── ENTRIES SHOWN

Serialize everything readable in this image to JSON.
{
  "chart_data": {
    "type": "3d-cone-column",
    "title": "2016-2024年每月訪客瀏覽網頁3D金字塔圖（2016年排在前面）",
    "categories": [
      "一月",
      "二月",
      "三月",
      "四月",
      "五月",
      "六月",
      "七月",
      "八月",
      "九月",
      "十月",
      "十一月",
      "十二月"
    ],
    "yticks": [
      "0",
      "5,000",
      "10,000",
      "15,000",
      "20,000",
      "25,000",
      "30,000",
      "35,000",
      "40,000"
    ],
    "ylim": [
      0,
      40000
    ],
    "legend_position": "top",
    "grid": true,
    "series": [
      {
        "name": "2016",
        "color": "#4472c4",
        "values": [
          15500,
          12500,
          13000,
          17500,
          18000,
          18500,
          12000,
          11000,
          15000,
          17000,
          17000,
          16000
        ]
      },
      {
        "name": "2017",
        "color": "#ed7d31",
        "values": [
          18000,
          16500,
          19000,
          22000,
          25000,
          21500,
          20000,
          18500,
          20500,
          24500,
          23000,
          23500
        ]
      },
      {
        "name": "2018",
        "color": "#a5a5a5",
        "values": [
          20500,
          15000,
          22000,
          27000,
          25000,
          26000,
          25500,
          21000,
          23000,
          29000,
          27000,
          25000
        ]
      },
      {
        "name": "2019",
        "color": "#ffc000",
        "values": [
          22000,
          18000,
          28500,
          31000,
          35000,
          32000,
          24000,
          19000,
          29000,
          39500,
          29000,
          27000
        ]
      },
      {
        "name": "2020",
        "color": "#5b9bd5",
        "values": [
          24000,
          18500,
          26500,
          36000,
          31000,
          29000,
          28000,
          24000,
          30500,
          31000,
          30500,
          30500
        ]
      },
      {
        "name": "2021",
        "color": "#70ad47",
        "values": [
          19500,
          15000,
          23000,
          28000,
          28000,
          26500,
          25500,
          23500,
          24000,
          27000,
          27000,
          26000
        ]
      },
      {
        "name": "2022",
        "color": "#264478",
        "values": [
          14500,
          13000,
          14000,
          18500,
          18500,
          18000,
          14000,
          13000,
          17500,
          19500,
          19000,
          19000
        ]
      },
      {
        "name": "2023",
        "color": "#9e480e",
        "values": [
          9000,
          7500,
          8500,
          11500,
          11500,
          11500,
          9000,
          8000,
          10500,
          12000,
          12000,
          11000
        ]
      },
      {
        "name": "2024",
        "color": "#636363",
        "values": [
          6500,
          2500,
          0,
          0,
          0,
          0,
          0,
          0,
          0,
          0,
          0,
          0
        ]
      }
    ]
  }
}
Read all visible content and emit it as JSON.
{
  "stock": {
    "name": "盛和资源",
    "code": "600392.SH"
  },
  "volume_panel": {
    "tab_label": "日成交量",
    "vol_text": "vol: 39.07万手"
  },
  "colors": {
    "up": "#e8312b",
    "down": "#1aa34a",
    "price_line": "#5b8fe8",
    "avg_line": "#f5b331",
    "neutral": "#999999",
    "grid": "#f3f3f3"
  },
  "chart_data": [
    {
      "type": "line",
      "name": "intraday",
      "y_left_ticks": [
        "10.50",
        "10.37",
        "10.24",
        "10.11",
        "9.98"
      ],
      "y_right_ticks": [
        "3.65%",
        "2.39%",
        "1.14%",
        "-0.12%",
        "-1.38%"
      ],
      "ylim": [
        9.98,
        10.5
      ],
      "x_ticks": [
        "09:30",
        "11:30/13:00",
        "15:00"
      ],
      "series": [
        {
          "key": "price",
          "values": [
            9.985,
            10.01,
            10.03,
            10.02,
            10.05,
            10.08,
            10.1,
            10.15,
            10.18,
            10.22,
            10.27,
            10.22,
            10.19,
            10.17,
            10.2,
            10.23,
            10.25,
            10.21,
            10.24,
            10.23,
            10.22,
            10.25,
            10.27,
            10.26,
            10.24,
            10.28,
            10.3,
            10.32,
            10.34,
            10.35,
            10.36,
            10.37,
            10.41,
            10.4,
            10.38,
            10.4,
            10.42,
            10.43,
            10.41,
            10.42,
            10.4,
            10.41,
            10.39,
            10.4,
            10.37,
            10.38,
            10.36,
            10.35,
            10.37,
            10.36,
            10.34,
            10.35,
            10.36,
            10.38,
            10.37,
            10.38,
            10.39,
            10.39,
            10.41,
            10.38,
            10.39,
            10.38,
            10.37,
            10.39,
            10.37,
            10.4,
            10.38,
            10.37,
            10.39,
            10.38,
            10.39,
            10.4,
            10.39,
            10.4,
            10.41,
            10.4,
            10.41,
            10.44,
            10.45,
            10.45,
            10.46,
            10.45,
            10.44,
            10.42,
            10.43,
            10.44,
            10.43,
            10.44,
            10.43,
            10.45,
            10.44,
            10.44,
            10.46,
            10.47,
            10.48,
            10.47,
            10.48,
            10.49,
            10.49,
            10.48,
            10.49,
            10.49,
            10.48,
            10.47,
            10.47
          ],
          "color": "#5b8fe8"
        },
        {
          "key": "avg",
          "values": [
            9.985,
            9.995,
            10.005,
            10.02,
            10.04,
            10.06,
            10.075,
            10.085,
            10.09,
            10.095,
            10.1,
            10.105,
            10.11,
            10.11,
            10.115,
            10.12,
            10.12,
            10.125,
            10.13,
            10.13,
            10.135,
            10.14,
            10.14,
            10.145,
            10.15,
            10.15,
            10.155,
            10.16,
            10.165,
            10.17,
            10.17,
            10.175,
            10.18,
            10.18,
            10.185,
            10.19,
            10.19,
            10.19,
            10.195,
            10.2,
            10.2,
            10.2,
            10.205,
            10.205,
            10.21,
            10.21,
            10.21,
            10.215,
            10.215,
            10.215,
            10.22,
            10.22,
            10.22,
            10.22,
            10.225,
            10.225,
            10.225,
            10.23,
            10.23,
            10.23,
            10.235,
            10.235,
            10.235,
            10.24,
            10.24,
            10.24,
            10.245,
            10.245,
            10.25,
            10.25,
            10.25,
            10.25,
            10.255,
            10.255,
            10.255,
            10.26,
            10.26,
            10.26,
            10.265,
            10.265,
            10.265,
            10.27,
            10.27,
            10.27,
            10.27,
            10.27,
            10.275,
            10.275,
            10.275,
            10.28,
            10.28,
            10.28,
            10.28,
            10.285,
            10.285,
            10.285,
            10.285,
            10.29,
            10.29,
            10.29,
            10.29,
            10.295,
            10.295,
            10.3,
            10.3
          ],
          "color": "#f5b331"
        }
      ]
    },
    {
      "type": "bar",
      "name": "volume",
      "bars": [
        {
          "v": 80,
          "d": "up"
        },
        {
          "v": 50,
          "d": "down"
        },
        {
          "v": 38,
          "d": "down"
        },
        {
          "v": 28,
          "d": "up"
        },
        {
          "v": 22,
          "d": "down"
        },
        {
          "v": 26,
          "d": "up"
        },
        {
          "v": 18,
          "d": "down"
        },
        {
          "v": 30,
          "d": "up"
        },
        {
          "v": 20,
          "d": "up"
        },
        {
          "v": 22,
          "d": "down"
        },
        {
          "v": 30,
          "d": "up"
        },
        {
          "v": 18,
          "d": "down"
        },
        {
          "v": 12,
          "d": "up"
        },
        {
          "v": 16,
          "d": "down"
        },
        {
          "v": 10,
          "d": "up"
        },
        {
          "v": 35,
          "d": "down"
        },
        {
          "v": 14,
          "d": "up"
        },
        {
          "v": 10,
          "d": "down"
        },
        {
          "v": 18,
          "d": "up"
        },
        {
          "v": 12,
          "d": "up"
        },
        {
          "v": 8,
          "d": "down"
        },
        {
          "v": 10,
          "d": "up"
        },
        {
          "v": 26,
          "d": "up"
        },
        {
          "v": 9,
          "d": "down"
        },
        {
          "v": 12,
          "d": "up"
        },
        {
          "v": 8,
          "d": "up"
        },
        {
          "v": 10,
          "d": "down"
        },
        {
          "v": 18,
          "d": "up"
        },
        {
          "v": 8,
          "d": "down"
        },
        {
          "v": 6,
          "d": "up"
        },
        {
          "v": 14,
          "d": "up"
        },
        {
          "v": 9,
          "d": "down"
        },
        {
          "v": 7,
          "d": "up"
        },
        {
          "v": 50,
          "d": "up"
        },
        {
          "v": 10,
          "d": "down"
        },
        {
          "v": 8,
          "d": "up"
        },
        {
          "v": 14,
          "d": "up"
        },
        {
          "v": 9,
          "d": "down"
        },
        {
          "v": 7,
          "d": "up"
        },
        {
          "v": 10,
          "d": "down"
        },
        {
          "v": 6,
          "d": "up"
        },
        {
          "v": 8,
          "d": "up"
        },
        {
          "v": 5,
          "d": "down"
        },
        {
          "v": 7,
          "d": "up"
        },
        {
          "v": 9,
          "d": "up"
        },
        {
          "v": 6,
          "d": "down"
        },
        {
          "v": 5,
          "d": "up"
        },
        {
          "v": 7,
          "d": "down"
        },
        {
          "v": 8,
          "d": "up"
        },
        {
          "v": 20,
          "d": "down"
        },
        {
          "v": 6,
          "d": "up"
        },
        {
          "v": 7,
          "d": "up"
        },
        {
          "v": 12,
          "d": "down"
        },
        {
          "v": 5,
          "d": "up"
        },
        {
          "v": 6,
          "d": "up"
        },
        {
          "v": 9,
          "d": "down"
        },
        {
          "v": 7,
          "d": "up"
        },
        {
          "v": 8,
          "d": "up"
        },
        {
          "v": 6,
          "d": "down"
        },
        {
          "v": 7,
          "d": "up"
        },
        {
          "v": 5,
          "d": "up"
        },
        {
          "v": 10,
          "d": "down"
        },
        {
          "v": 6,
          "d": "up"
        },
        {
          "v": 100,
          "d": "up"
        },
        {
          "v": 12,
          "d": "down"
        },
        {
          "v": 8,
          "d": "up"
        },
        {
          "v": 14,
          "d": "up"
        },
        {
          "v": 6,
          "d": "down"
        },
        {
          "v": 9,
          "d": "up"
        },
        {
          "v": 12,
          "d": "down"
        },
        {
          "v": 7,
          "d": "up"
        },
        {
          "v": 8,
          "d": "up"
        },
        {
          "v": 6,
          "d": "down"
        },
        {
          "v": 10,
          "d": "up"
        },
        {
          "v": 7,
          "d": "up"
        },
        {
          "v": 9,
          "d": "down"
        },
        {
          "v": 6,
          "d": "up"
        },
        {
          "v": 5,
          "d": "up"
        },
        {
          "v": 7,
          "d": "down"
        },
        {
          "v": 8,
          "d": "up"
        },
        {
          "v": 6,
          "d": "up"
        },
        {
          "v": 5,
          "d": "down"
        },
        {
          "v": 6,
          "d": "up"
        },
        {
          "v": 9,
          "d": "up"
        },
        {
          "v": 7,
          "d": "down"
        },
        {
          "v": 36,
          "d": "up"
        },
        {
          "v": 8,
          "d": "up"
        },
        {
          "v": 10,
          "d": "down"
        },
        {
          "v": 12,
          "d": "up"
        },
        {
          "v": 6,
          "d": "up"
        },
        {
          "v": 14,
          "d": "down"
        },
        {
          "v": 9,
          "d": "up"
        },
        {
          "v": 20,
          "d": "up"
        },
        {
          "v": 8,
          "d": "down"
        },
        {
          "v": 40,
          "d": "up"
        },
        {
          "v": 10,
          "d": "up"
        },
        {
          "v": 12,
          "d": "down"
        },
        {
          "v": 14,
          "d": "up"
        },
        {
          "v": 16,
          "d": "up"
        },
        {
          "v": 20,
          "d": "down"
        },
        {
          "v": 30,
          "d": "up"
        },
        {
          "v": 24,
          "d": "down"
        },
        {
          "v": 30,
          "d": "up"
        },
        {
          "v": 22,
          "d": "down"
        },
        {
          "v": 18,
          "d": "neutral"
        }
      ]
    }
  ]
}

────

# EXERCISE REQUIREMENTS:
Go over the records above line by line and count those holding the word "name". Reply only with the number.

# TASK ANSWER:
12